- **Task goal**:
Pull every line containing the word "ffffff" from the records.

- **Listed entries**:
********

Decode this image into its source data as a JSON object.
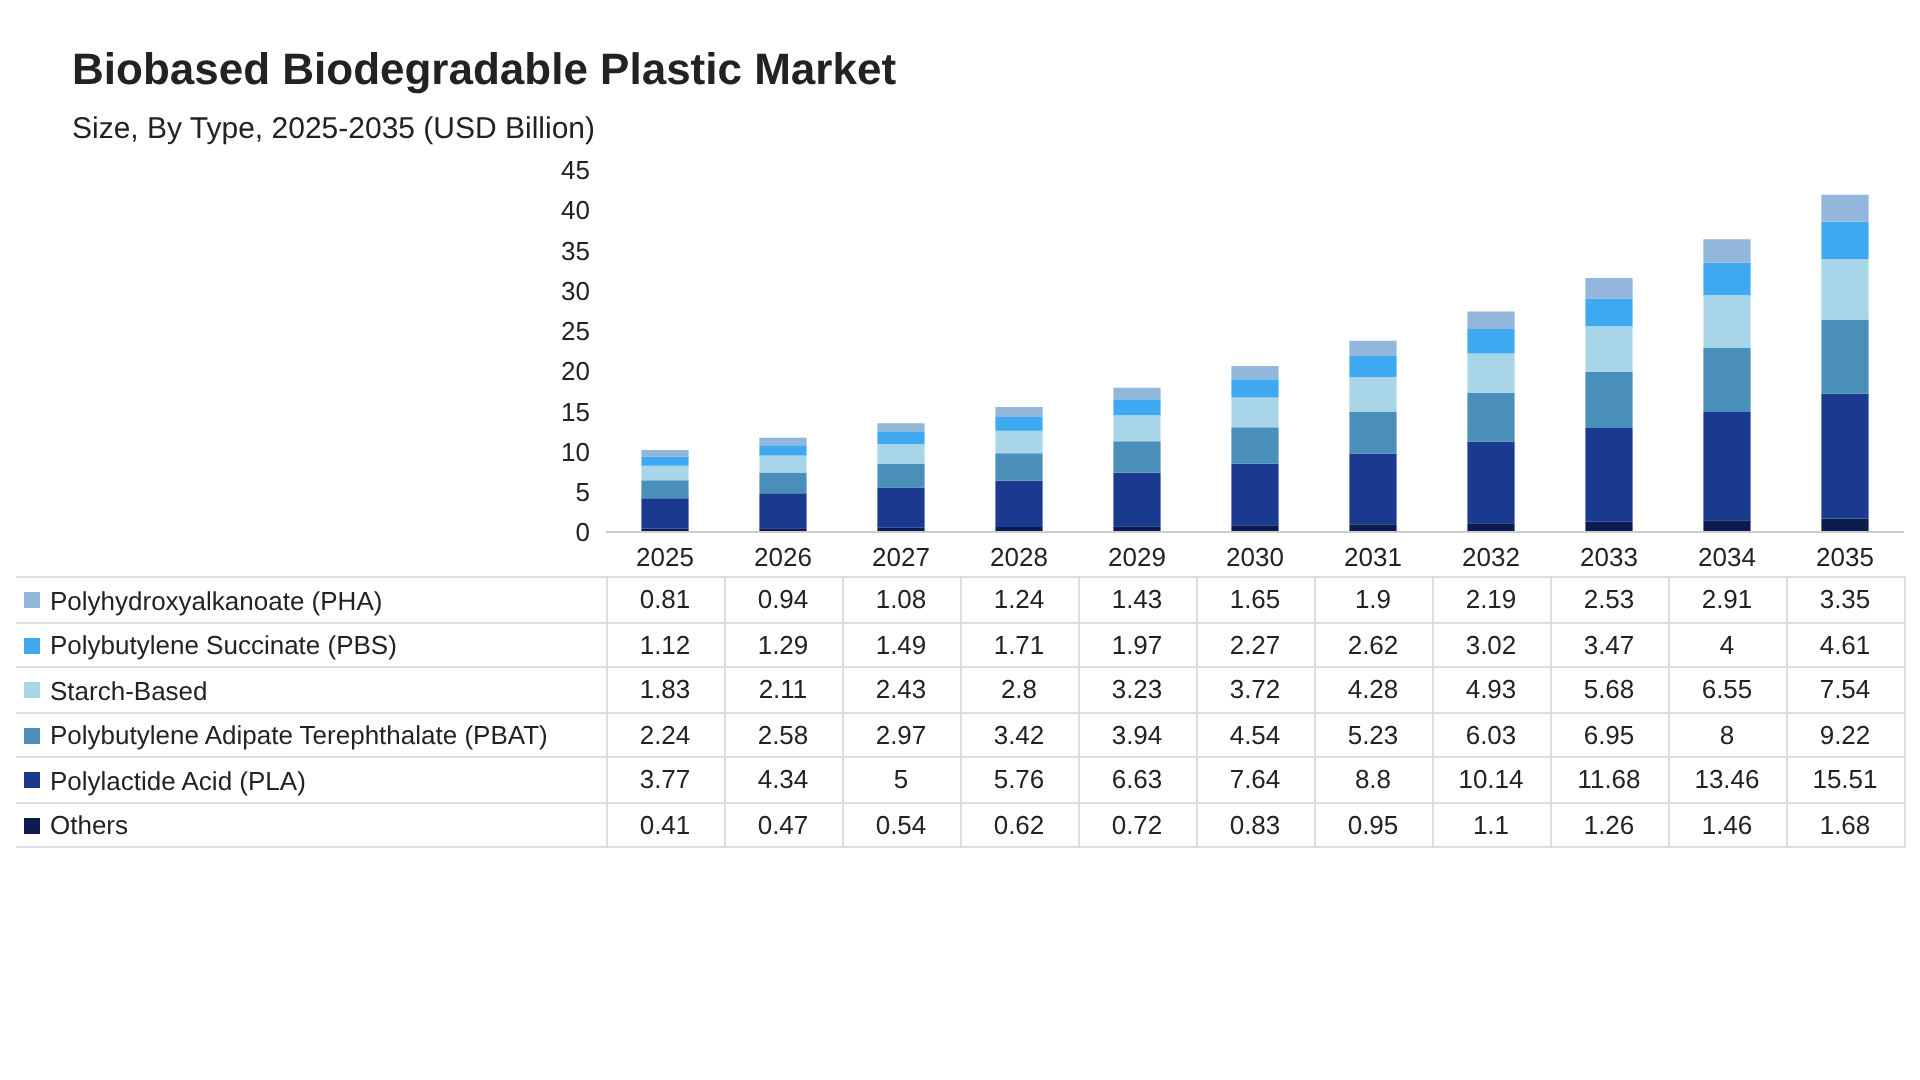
{
  "chart_data": {
    "type": "bar",
    "title": "Biobased Biodegradable Plastic Market",
    "subtitle": "Size, By Type, 2025-2035 (USD Billion)",
    "stacked": true,
    "data_labels": true,
    "legend": "left",
    "grid": false,
    "categories": [
      "2025",
      "2026",
      "2027",
      "2028",
      "2029",
      "2030",
      "2031",
      "2032",
      "2033",
      "2034",
      "2035"
    ],
    "ylim": [
      0,
      45
    ],
    "yticks": [
      0,
      5,
      10,
      15,
      20,
      25,
      30,
      35,
      40,
      45
    ],
    "series": [
      {
        "name": "Others",
        "color": "#0c1c4e",
        "values": [
          0.41,
          0.47,
          0.54,
          0.62,
          0.72,
          0.83,
          0.95,
          1.1,
          1.26,
          1.46,
          1.68
        ]
      },
      {
        "name": "Polylactide Acid (PLA)",
        "color": "#1a3a8f",
        "values": [
          3.77,
          4.34,
          5,
          5.76,
          6.63,
          7.64,
          8.8,
          10.14,
          11.68,
          13.46,
          15.51
        ]
      },
      {
        "name": "Polybutylene Adipate Terephthalate (PBAT)",
        "color": "#4a8fb9",
        "values": [
          2.24,
          2.58,
          2.97,
          3.42,
          3.94,
          4.54,
          5.23,
          6.03,
          6.95,
          8,
          9.22
        ]
      },
      {
        "name": "Starch-Based",
        "color": "#a9d5e8",
        "values": [
          1.83,
          2.11,
          2.43,
          2.8,
          3.23,
          3.72,
          4.28,
          4.93,
          5.68,
          6.55,
          7.54
        ]
      },
      {
        "name": "Polybutylene Succinate (PBS)",
        "color": "#3ea8f0",
        "values": [
          1.12,
          1.29,
          1.49,
          1.71,
          1.97,
          2.27,
          2.62,
          3.02,
          3.47,
          4,
          4.61
        ]
      },
      {
        "name": "Polyhydroxyalkanoate (PHA)",
        "color": "#93b6dd",
        "values": [
          0.81,
          0.94,
          1.08,
          1.24,
          1.43,
          1.65,
          1.9,
          2.19,
          2.53,
          2.91,
          3.35
        ]
      }
    ]
  }
}
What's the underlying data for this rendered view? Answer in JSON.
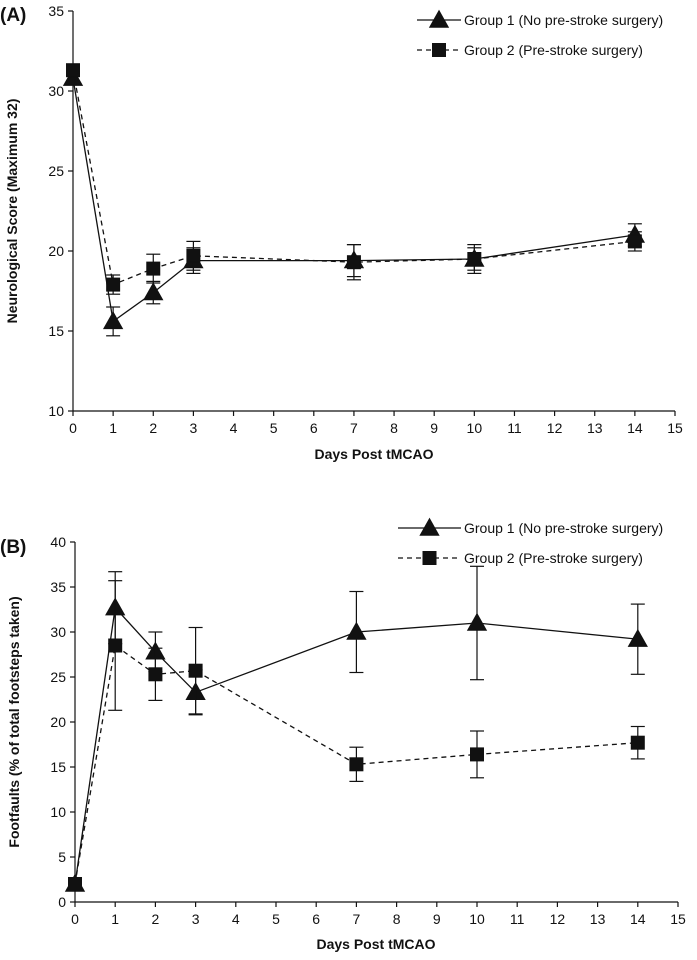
{
  "chart_data": [
    {
      "type": "line",
      "panel_label": "(A)",
      "xlabel": "Days Post tMCAO",
      "ylabel": "Neurological Score (Maximum 32)",
      "xlim": [
        0,
        15
      ],
      "ylim": [
        10,
        35
      ],
      "xticks": [
        "0",
        "1",
        "2",
        "3",
        "4",
        "5",
        "6",
        "7",
        "8",
        "9",
        "10",
        "11",
        "12",
        "13",
        "14",
        "15"
      ],
      "yticks": [
        "10",
        "15",
        "20",
        "25",
        "30",
        "35"
      ],
      "legend_position": "top-right",
      "series": [
        {
          "name": "Group 1 (No pre-stroke surgery)",
          "marker": "triangle",
          "line": "solid",
          "x": [
            0,
            1,
            2,
            3,
            7,
            10,
            14
          ],
          "y": [
            30.8,
            15.6,
            17.4,
            19.4,
            19.4,
            19.5,
            21.0
          ],
          "err": [
            0.4,
            0.9,
            0.7,
            0.8,
            1.0,
            0.7,
            0.7
          ]
        },
        {
          "name": "Group 2 (Pre-stroke surgery)",
          "marker": "square",
          "line": "dashed",
          "x": [
            0,
            1,
            2,
            3,
            7,
            10,
            14
          ],
          "y": [
            31.3,
            17.9,
            18.9,
            19.7,
            19.3,
            19.5,
            20.6
          ],
          "err": [
            0.3,
            0.6,
            0.9,
            0.9,
            1.1,
            0.9,
            0.6
          ]
        }
      ]
    },
    {
      "type": "line",
      "panel_label": "(B)",
      "xlabel": "Days Post tMCAO",
      "ylabel": "Footfaults (% of total footsteps taken)",
      "xlim": [
        0,
        15
      ],
      "ylim": [
        0,
        40
      ],
      "xticks": [
        "0",
        "1",
        "2",
        "3",
        "4",
        "5",
        "6",
        "7",
        "8",
        "9",
        "10",
        "11",
        "12",
        "13",
        "14",
        "15"
      ],
      "yticks": [
        "0",
        "5",
        "10",
        "15",
        "20",
        "25",
        "30",
        "35",
        "40"
      ],
      "legend_position": "top-right",
      "series": [
        {
          "name": "Group 1 (No pre-stroke surgery)",
          "marker": "triangle",
          "line": "solid",
          "x": [
            0,
            1,
            2,
            3,
            7,
            10,
            14
          ],
          "y": [
            2.0,
            32.7,
            27.8,
            23.3,
            30.0,
            31.0,
            29.2
          ],
          "err": [
            0.3,
            4.0,
            2.2,
            2.5,
            4.5,
            6.3,
            3.9
          ]
        },
        {
          "name": "Group 2 (Pre-stroke surgery)",
          "marker": "square",
          "line": "dashed",
          "x": [
            0,
            1,
            2,
            3,
            7,
            10,
            14
          ],
          "y": [
            2.0,
            28.5,
            25.3,
            25.7,
            15.3,
            16.4,
            17.7
          ],
          "err": [
            0.3,
            7.2,
            2.9,
            4.8,
            1.9,
            2.6,
            1.8
          ]
        }
      ]
    }
  ]
}
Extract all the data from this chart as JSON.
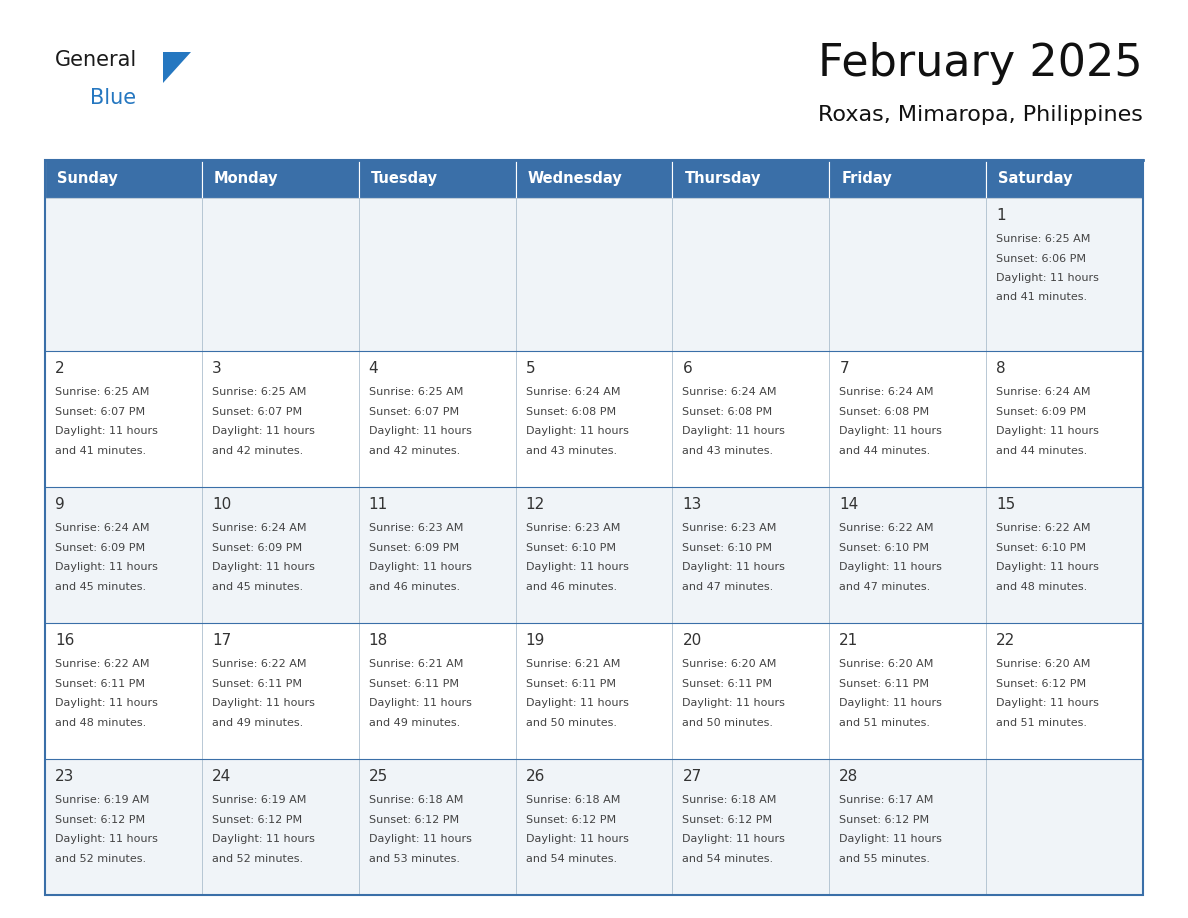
{
  "title": "February 2025",
  "subtitle": "Roxas, Mimaropa, Philippines",
  "days_of_week": [
    "Sunday",
    "Monday",
    "Tuesday",
    "Wednesday",
    "Thursday",
    "Friday",
    "Saturday"
  ],
  "header_bg_color": "#3a6fa8",
  "header_text_color": "#ffffff",
  "cell_bg_even": "#f0f4f8",
  "cell_bg_odd": "#ffffff",
  "border_color": "#3a6fa8",
  "cell_border_color": "#aabccc",
  "text_color": "#444444",
  "day_num_color": "#333333",
  "logo_general_color": "#1a1a1a",
  "logo_blue_color": "#2577c0",
  "title_color": "#111111",
  "subtitle_color": "#111111",
  "calendar_data": [
    {
      "day": 1,
      "row": 0,
      "col": 6,
      "sunrise": "6:25 AM",
      "sunset": "6:06 PM",
      "daylight_h": "11 hours",
      "daylight_m": "41 minutes"
    },
    {
      "day": 2,
      "row": 1,
      "col": 0,
      "sunrise": "6:25 AM",
      "sunset": "6:07 PM",
      "daylight_h": "11 hours",
      "daylight_m": "41 minutes"
    },
    {
      "day": 3,
      "row": 1,
      "col": 1,
      "sunrise": "6:25 AM",
      "sunset": "6:07 PM",
      "daylight_h": "11 hours",
      "daylight_m": "42 minutes"
    },
    {
      "day": 4,
      "row": 1,
      "col": 2,
      "sunrise": "6:25 AM",
      "sunset": "6:07 PM",
      "daylight_h": "11 hours",
      "daylight_m": "42 minutes"
    },
    {
      "day": 5,
      "row": 1,
      "col": 3,
      "sunrise": "6:24 AM",
      "sunset": "6:08 PM",
      "daylight_h": "11 hours",
      "daylight_m": "43 minutes"
    },
    {
      "day": 6,
      "row": 1,
      "col": 4,
      "sunrise": "6:24 AM",
      "sunset": "6:08 PM",
      "daylight_h": "11 hours",
      "daylight_m": "43 minutes"
    },
    {
      "day": 7,
      "row": 1,
      "col": 5,
      "sunrise": "6:24 AM",
      "sunset": "6:08 PM",
      "daylight_h": "11 hours",
      "daylight_m": "44 minutes"
    },
    {
      "day": 8,
      "row": 1,
      "col": 6,
      "sunrise": "6:24 AM",
      "sunset": "6:09 PM",
      "daylight_h": "11 hours",
      "daylight_m": "44 minutes"
    },
    {
      "day": 9,
      "row": 2,
      "col": 0,
      "sunrise": "6:24 AM",
      "sunset": "6:09 PM",
      "daylight_h": "11 hours",
      "daylight_m": "45 minutes"
    },
    {
      "day": 10,
      "row": 2,
      "col": 1,
      "sunrise": "6:24 AM",
      "sunset": "6:09 PM",
      "daylight_h": "11 hours",
      "daylight_m": "45 minutes"
    },
    {
      "day": 11,
      "row": 2,
      "col": 2,
      "sunrise": "6:23 AM",
      "sunset": "6:09 PM",
      "daylight_h": "11 hours",
      "daylight_m": "46 minutes"
    },
    {
      "day": 12,
      "row": 2,
      "col": 3,
      "sunrise": "6:23 AM",
      "sunset": "6:10 PM",
      "daylight_h": "11 hours",
      "daylight_m": "46 minutes"
    },
    {
      "day": 13,
      "row": 2,
      "col": 4,
      "sunrise": "6:23 AM",
      "sunset": "6:10 PM",
      "daylight_h": "11 hours",
      "daylight_m": "47 minutes"
    },
    {
      "day": 14,
      "row": 2,
      "col": 5,
      "sunrise": "6:22 AM",
      "sunset": "6:10 PM",
      "daylight_h": "11 hours",
      "daylight_m": "47 minutes"
    },
    {
      "day": 15,
      "row": 2,
      "col": 6,
      "sunrise": "6:22 AM",
      "sunset": "6:10 PM",
      "daylight_h": "11 hours",
      "daylight_m": "48 minutes"
    },
    {
      "day": 16,
      "row": 3,
      "col": 0,
      "sunrise": "6:22 AM",
      "sunset": "6:11 PM",
      "daylight_h": "11 hours",
      "daylight_m": "48 minutes"
    },
    {
      "day": 17,
      "row": 3,
      "col": 1,
      "sunrise": "6:22 AM",
      "sunset": "6:11 PM",
      "daylight_h": "11 hours",
      "daylight_m": "49 minutes"
    },
    {
      "day": 18,
      "row": 3,
      "col": 2,
      "sunrise": "6:21 AM",
      "sunset": "6:11 PM",
      "daylight_h": "11 hours",
      "daylight_m": "49 minutes"
    },
    {
      "day": 19,
      "row": 3,
      "col": 3,
      "sunrise": "6:21 AM",
      "sunset": "6:11 PM",
      "daylight_h": "11 hours",
      "daylight_m": "50 minutes"
    },
    {
      "day": 20,
      "row": 3,
      "col": 4,
      "sunrise": "6:20 AM",
      "sunset": "6:11 PM",
      "daylight_h": "11 hours",
      "daylight_m": "50 minutes"
    },
    {
      "day": 21,
      "row": 3,
      "col": 5,
      "sunrise": "6:20 AM",
      "sunset": "6:11 PM",
      "daylight_h": "11 hours",
      "daylight_m": "51 minutes"
    },
    {
      "day": 22,
      "row": 3,
      "col": 6,
      "sunrise": "6:20 AM",
      "sunset": "6:12 PM",
      "daylight_h": "11 hours",
      "daylight_m": "51 minutes"
    },
    {
      "day": 23,
      "row": 4,
      "col": 0,
      "sunrise": "6:19 AM",
      "sunset": "6:12 PM",
      "daylight_h": "11 hours",
      "daylight_m": "52 minutes"
    },
    {
      "day": 24,
      "row": 4,
      "col": 1,
      "sunrise": "6:19 AM",
      "sunset": "6:12 PM",
      "daylight_h": "11 hours",
      "daylight_m": "52 minutes"
    },
    {
      "day": 25,
      "row": 4,
      "col": 2,
      "sunrise": "6:18 AM",
      "sunset": "6:12 PM",
      "daylight_h": "11 hours",
      "daylight_m": "53 minutes"
    },
    {
      "day": 26,
      "row": 4,
      "col": 3,
      "sunrise": "6:18 AM",
      "sunset": "6:12 PM",
      "daylight_h": "11 hours",
      "daylight_m": "54 minutes"
    },
    {
      "day": 27,
      "row": 4,
      "col": 4,
      "sunrise": "6:18 AM",
      "sunset": "6:12 PM",
      "daylight_h": "11 hours",
      "daylight_m": "54 minutes"
    },
    {
      "day": 28,
      "row": 4,
      "col": 5,
      "sunrise": "6:17 AM",
      "sunset": "6:12 PM",
      "daylight_h": "11 hours",
      "daylight_m": "55 minutes"
    }
  ]
}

********

- **Written answer**:
  "header_text_color": "#ffffff",
  "cell_bg_odd": "#ffffff",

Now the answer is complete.